* _WHAT YOU WILL DO_: Only the number is wanted: count the lines that contain "országok".

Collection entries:

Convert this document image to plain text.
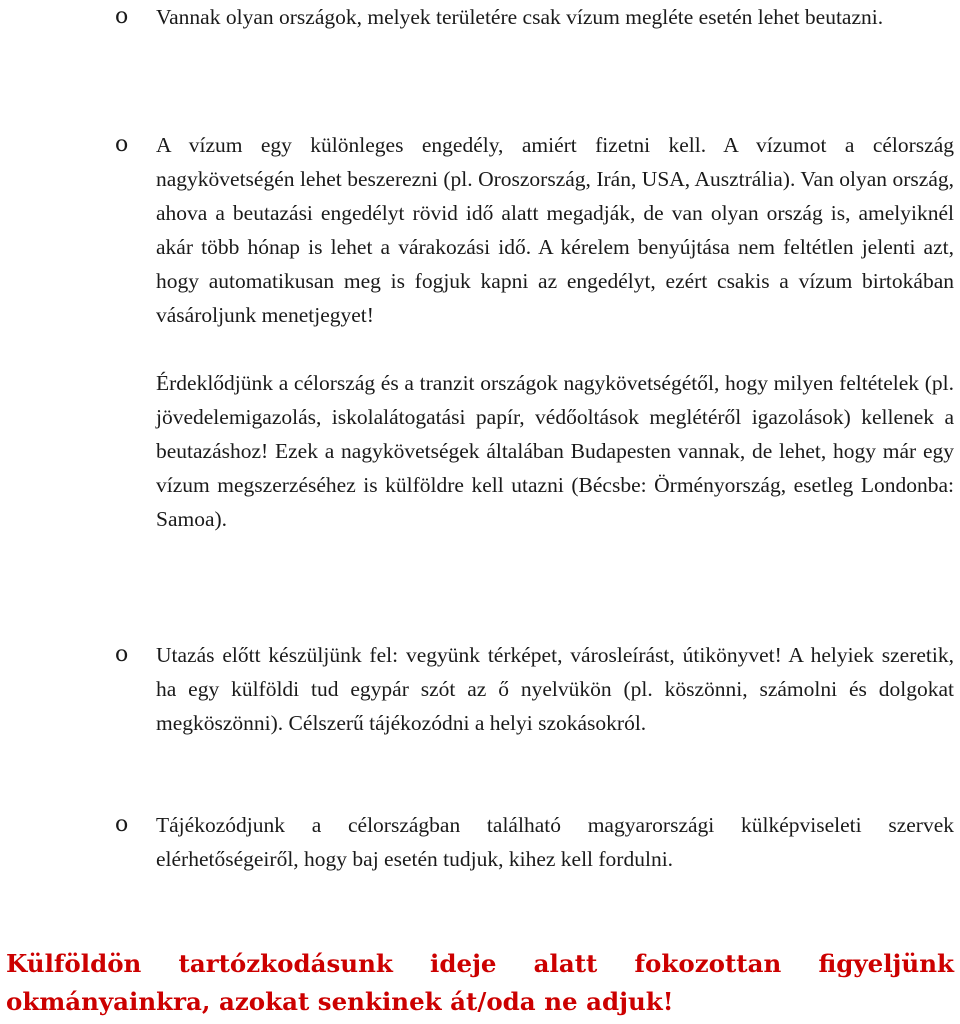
o Vannak olyan országok, melyek területére csak vízum megléte esetén lehet beutazni.
o A vízum egy különleges engedély, amiért fizetni kell. A vízumot a célország nagykövetségén lehet beszerezni (pl. Oroszország, Irán, USA, Ausztrália). Van olyan ország, ahova a beutazási engedélyt rövid idő alatt megadják, de van olyan ország is, amelyiknél akár több hónap is lehet a várakozási idő. A kérelem benyújtása nem feltétlen jelenti azt, hogy automatikusan meg is fogjuk kapni az engedélyt, ezért csakis a vízum birtokában vásároljunk menetjegyet!
Érdeklődjünk a célország és a tranzit országok nagykövetségétől, hogy milyen feltételek (pl. jövedelemigazolás, iskolalátogatási papír, védőoltások meglétéről igazolások) kellenek a beutazáshoz! Ezek a nagykövetségek általában Budapesten vannak, de lehet, hogy már egy vízum megszerzéséhez is külföldre kell utazni (Bécsbe: Örményország, esetleg Londonba: Samoa).
o Utazás előtt készüljünk fel: vegyünk térképet, városleírást, útikönyvet! A helyiek szeretik, ha egy külföldi tud egypár szót az ő nyelvükön (pl. köszönni, számolni és dolgokat megköszönni). Célszerű tájékozódni a helyi szokásokról.
o Tájékozódjunk a célországban található magyarországi külképviseleti szervek elérhetőségeiről, hogy baj esetén tudjuk, kihez kell fordulni.
Külföldön tartózkodásunk ideje alatt fokozottan figyeljünk okmányainkra, azokat senkinek át/oda ne adjuk!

* _WRITTEN REPLY_: 2